* _AIM OF THE EXERCISE_
Say how many lines contain "fdlreyes", using only the number.

[Entries from a dataset]
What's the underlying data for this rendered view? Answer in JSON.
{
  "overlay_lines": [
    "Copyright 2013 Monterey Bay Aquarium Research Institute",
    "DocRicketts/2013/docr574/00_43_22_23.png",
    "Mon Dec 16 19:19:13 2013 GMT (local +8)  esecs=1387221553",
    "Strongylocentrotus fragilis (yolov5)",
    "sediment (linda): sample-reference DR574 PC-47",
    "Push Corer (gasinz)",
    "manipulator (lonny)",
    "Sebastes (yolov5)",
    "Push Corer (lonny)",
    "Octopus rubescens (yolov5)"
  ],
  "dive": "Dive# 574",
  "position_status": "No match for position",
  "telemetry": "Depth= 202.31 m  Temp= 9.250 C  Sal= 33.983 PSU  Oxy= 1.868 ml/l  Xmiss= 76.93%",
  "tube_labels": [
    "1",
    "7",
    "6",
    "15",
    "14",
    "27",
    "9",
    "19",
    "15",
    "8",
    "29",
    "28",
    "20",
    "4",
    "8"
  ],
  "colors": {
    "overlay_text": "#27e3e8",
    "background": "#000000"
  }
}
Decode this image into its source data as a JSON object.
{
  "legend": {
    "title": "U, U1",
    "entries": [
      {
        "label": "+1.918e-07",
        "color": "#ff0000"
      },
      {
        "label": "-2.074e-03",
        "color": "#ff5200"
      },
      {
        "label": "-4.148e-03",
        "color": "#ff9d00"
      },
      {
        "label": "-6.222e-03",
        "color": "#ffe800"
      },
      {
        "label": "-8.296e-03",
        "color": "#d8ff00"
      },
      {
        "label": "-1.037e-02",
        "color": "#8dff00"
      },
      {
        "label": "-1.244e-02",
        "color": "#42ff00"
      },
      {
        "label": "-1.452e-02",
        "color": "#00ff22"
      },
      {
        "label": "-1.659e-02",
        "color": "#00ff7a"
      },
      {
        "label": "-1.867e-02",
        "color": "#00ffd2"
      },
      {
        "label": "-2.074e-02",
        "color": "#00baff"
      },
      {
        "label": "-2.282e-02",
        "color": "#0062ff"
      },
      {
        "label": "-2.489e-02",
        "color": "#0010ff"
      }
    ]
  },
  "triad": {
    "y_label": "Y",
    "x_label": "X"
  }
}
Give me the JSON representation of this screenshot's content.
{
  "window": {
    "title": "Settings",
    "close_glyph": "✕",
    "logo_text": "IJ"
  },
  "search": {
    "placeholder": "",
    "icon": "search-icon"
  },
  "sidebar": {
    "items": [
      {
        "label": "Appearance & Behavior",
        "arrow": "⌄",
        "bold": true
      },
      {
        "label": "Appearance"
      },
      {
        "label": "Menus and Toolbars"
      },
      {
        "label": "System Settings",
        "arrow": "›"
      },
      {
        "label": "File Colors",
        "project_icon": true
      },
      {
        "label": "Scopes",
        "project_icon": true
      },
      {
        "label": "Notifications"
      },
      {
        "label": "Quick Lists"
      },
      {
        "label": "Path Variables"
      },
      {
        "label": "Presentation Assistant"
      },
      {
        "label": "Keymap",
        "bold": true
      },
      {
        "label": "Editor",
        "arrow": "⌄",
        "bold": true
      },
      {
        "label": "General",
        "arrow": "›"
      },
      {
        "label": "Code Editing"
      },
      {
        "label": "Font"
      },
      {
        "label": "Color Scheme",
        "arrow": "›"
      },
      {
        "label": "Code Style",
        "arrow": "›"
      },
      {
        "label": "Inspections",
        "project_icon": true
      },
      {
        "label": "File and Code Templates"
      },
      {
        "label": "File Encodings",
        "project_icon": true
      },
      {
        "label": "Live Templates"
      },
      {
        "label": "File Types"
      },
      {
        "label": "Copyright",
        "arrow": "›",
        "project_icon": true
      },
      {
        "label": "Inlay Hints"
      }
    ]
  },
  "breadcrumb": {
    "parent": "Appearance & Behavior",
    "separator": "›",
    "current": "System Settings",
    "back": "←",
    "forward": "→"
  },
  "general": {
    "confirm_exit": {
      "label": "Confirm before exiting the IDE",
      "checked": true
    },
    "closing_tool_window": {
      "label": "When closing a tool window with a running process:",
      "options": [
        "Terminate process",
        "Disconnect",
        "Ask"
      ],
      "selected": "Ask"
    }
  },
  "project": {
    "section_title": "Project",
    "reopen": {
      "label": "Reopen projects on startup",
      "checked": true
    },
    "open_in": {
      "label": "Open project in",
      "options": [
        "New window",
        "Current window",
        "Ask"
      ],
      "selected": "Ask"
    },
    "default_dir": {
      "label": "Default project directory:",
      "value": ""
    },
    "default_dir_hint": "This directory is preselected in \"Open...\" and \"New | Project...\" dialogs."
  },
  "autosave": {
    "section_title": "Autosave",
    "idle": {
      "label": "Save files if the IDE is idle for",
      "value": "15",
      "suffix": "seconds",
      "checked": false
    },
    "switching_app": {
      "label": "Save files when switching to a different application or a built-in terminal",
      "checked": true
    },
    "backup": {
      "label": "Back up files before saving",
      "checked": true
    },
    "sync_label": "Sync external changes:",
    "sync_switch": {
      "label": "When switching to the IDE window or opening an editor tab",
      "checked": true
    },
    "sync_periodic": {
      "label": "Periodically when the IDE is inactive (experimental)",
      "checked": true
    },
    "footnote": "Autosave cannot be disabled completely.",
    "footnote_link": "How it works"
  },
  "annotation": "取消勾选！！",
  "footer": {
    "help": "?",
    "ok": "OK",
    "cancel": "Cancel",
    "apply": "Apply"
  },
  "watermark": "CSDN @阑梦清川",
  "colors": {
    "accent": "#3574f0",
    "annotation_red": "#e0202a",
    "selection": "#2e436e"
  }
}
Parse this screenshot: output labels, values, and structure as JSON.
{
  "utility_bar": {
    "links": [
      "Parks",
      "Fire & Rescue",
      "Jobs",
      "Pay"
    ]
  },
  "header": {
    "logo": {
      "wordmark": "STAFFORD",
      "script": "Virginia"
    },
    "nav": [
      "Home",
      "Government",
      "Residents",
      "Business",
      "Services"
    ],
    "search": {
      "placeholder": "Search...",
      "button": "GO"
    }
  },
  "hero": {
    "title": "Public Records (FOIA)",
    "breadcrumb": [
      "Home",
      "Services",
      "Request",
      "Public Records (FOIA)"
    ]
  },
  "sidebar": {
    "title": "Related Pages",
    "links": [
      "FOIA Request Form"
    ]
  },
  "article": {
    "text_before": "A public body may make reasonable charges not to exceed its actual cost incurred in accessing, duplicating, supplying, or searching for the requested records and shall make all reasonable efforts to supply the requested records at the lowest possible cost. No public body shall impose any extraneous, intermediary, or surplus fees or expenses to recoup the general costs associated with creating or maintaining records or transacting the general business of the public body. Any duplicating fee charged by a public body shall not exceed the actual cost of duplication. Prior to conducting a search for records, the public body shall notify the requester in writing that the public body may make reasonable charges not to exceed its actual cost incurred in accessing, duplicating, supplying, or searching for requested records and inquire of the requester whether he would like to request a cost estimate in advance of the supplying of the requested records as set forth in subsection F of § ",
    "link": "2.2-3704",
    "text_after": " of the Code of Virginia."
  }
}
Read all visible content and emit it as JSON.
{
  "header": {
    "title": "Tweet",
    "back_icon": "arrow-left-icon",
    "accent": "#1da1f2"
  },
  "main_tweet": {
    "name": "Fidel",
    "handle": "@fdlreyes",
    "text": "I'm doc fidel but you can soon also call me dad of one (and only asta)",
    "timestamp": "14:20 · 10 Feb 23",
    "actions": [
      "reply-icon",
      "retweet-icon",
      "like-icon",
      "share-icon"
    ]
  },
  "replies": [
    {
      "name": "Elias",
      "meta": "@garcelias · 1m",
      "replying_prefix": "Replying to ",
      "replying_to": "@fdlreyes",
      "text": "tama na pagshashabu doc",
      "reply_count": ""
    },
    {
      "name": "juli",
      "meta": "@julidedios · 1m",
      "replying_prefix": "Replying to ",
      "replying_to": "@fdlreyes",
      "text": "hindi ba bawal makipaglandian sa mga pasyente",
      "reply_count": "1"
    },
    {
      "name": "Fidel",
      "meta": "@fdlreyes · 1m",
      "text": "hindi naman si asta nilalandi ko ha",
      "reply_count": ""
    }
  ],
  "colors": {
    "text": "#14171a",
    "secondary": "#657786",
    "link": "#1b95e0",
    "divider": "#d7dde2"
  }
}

* _OUTPUT OF THE TASK_
4